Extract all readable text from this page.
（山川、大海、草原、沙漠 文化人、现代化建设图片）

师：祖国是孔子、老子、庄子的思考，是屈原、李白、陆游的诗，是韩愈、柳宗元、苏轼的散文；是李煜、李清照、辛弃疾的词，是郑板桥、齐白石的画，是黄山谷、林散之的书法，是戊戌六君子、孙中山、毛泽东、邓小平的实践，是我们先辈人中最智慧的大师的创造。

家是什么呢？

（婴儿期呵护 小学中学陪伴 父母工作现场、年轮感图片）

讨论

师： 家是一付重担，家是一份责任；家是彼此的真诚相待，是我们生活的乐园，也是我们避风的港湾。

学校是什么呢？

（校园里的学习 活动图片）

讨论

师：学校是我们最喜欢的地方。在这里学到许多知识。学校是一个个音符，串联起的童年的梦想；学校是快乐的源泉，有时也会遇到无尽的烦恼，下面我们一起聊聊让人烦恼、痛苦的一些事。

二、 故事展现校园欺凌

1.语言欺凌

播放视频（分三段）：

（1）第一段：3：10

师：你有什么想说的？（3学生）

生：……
______
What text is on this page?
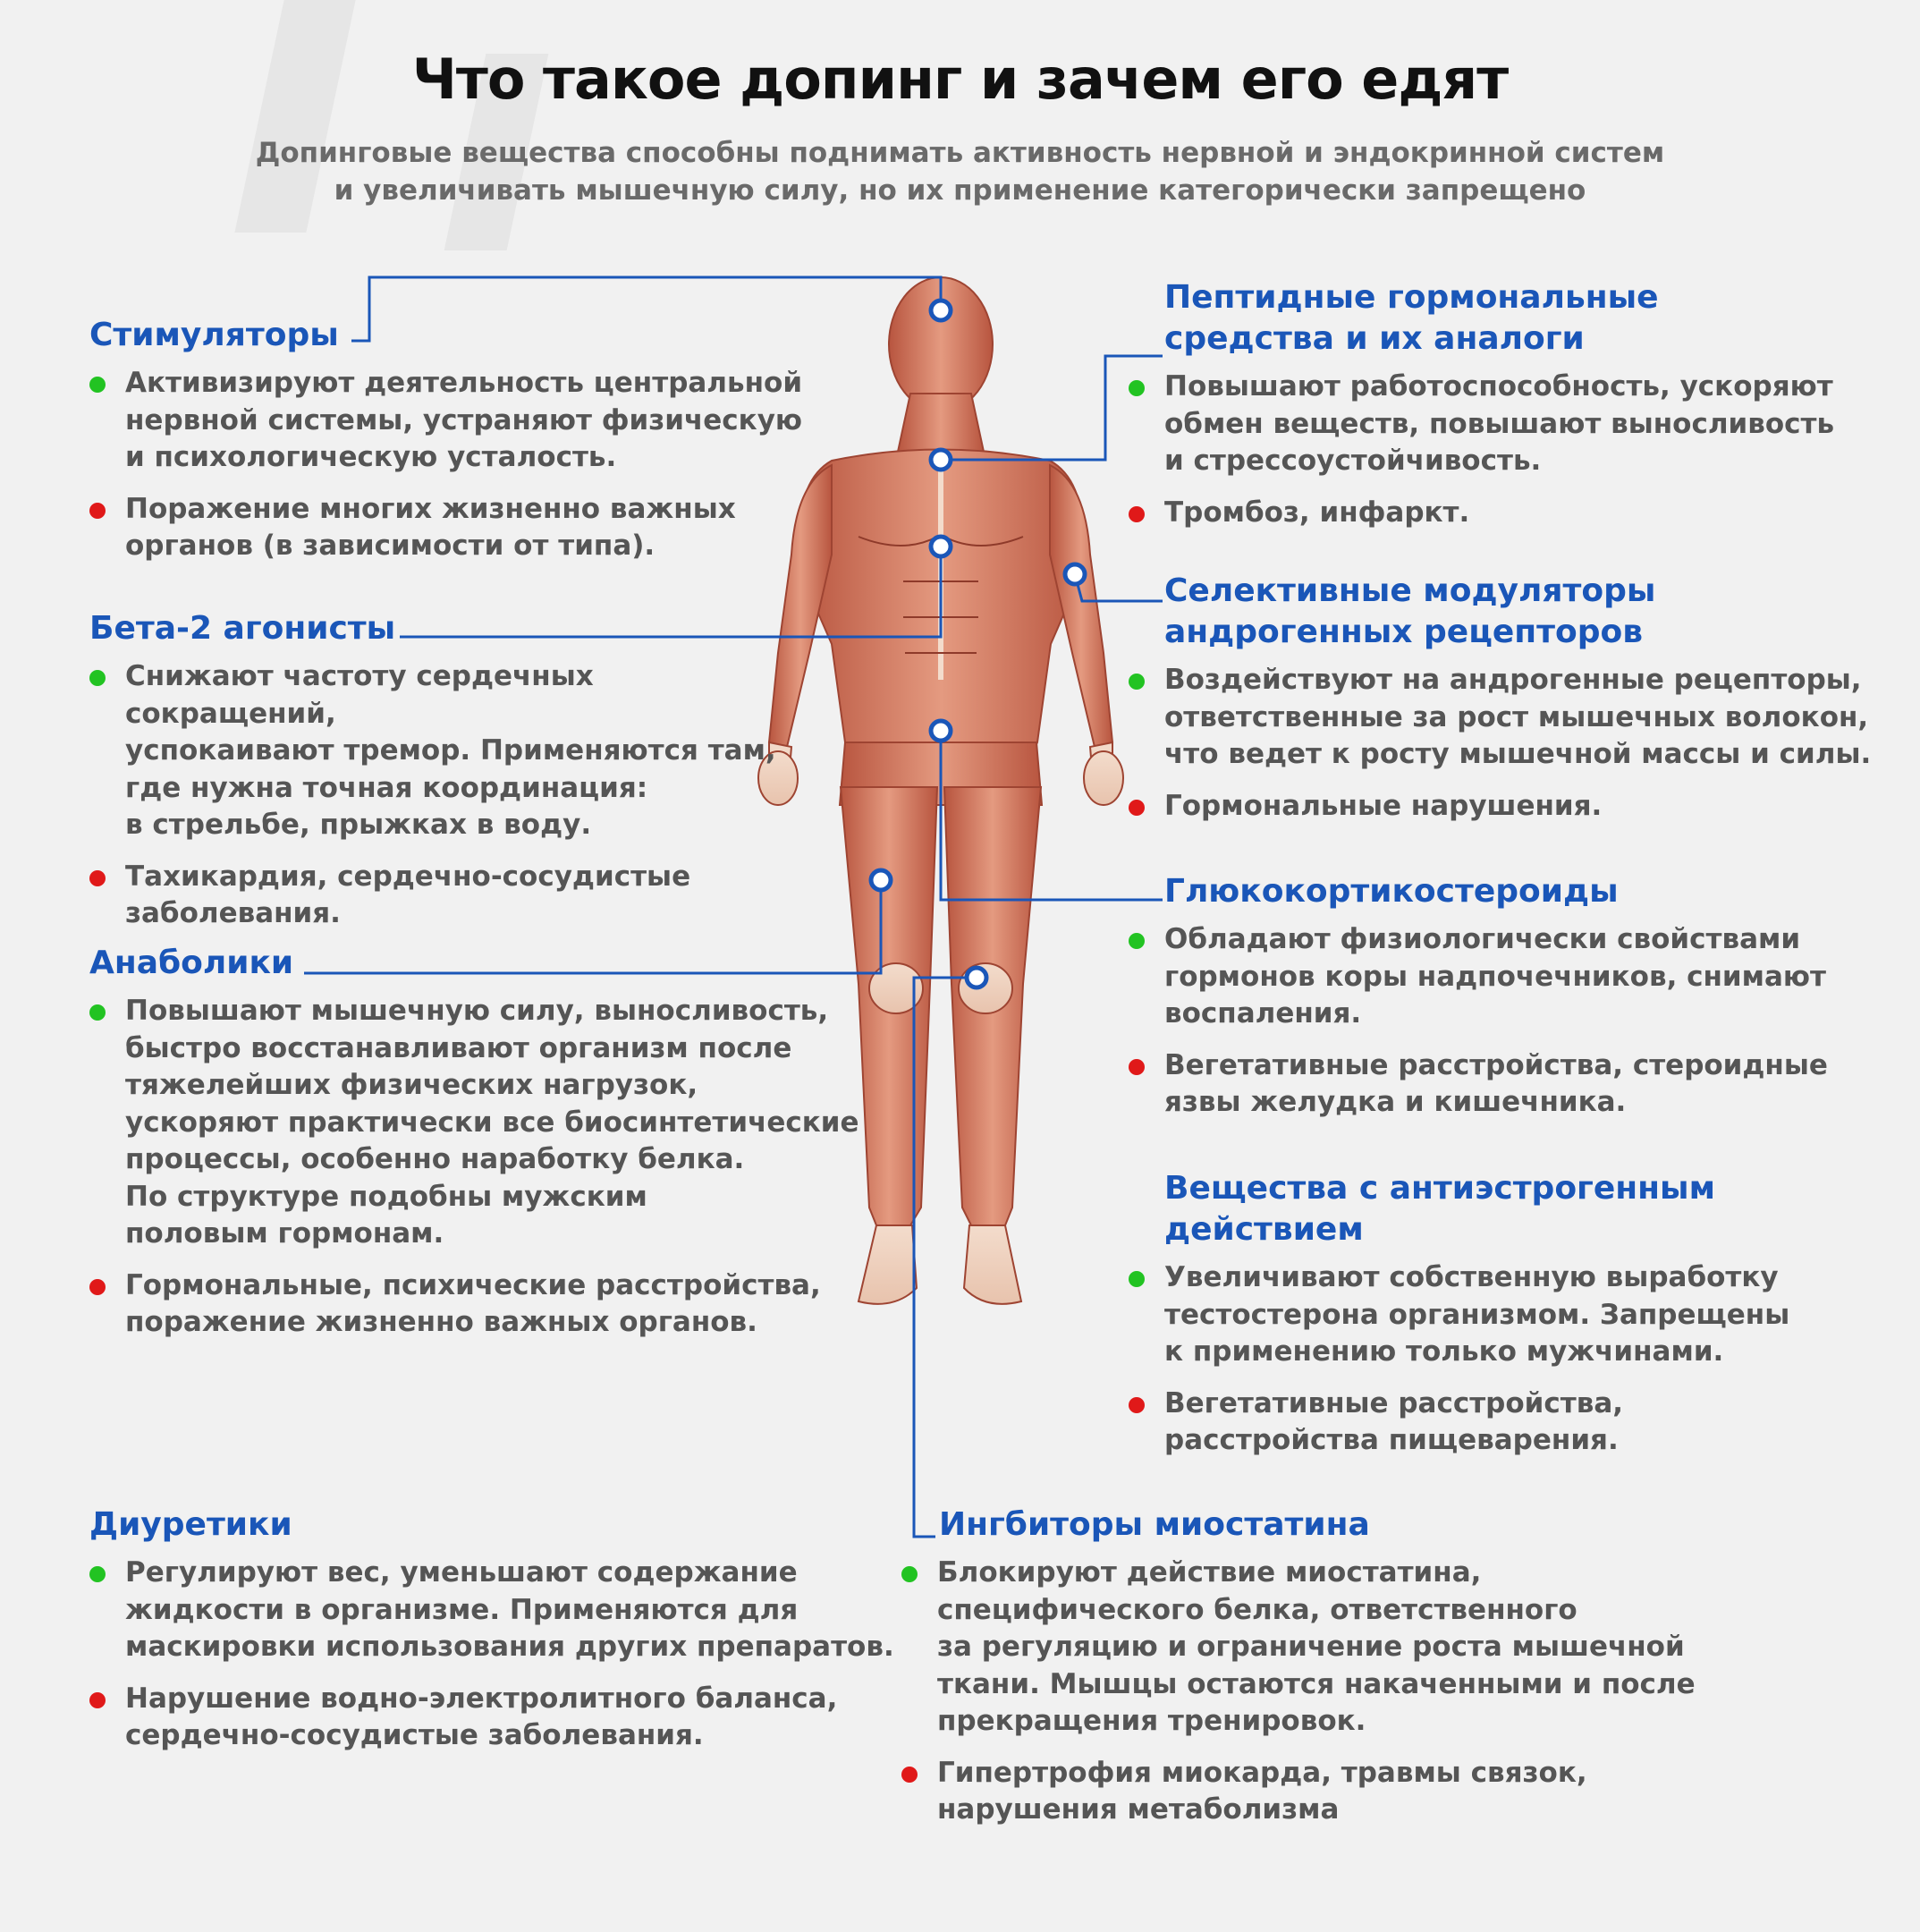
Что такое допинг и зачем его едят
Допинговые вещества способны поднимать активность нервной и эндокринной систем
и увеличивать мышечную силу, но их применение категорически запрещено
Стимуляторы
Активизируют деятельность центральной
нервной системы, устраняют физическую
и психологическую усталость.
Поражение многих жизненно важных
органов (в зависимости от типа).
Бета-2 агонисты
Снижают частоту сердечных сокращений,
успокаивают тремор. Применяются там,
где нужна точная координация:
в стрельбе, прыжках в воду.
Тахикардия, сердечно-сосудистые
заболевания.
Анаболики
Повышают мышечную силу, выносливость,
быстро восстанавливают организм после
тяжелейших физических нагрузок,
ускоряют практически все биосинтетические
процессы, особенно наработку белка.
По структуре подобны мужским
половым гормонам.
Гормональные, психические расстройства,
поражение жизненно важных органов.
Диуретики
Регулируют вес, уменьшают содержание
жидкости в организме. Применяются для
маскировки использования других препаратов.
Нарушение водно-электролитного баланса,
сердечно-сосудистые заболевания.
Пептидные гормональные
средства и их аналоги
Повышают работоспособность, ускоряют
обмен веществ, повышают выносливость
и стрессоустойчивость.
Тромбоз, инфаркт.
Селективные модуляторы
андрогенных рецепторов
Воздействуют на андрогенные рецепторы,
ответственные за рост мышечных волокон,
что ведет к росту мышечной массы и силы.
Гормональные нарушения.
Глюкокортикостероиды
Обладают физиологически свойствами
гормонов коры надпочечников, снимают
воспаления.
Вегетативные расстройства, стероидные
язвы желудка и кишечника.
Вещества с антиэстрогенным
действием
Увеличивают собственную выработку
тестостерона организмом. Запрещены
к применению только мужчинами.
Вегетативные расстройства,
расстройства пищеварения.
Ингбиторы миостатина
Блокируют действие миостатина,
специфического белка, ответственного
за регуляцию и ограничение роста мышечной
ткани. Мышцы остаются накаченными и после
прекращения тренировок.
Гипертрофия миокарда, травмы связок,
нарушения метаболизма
______
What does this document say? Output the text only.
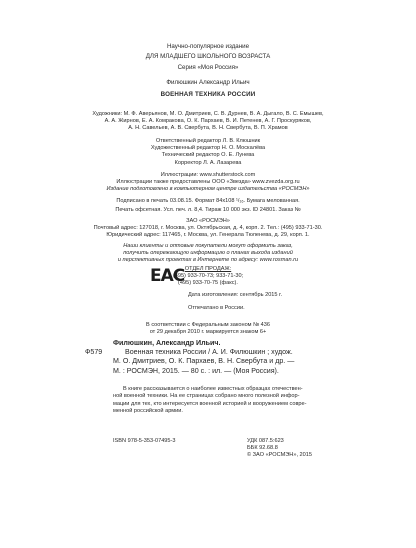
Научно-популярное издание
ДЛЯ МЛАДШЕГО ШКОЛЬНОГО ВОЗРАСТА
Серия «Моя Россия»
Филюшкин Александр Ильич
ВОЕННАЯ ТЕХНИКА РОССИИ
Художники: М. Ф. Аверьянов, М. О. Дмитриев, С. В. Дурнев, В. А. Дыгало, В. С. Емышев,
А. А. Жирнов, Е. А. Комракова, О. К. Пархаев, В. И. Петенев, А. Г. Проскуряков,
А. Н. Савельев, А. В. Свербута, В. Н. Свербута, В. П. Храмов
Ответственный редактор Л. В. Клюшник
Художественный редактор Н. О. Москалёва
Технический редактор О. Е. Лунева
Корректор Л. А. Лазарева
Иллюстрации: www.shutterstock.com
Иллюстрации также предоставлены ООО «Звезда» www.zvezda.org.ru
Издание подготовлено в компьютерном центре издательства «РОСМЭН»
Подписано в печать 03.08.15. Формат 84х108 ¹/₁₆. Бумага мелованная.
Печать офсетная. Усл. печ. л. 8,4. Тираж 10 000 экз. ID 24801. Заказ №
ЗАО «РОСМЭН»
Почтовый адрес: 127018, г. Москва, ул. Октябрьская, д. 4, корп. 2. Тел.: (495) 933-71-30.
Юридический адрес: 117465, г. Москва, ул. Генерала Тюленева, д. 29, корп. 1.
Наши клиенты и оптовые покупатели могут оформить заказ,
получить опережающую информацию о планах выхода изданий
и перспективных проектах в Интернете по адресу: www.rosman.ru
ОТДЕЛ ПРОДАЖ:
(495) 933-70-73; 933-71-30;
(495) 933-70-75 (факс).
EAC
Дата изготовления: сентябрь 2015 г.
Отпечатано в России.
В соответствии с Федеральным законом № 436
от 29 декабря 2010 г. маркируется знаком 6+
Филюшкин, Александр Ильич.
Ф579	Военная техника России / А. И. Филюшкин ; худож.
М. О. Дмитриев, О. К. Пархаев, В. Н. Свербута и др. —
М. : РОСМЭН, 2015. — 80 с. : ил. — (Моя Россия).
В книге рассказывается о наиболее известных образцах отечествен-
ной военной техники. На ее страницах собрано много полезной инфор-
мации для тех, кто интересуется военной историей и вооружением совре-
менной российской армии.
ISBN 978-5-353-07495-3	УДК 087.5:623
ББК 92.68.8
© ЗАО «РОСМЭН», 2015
______
• TASK GOAL:
Consider the entries above and return each line with the string "page".

• SOLUTION TO THE EXERCISE:
Extract all readable text from this page.
What text is on this page?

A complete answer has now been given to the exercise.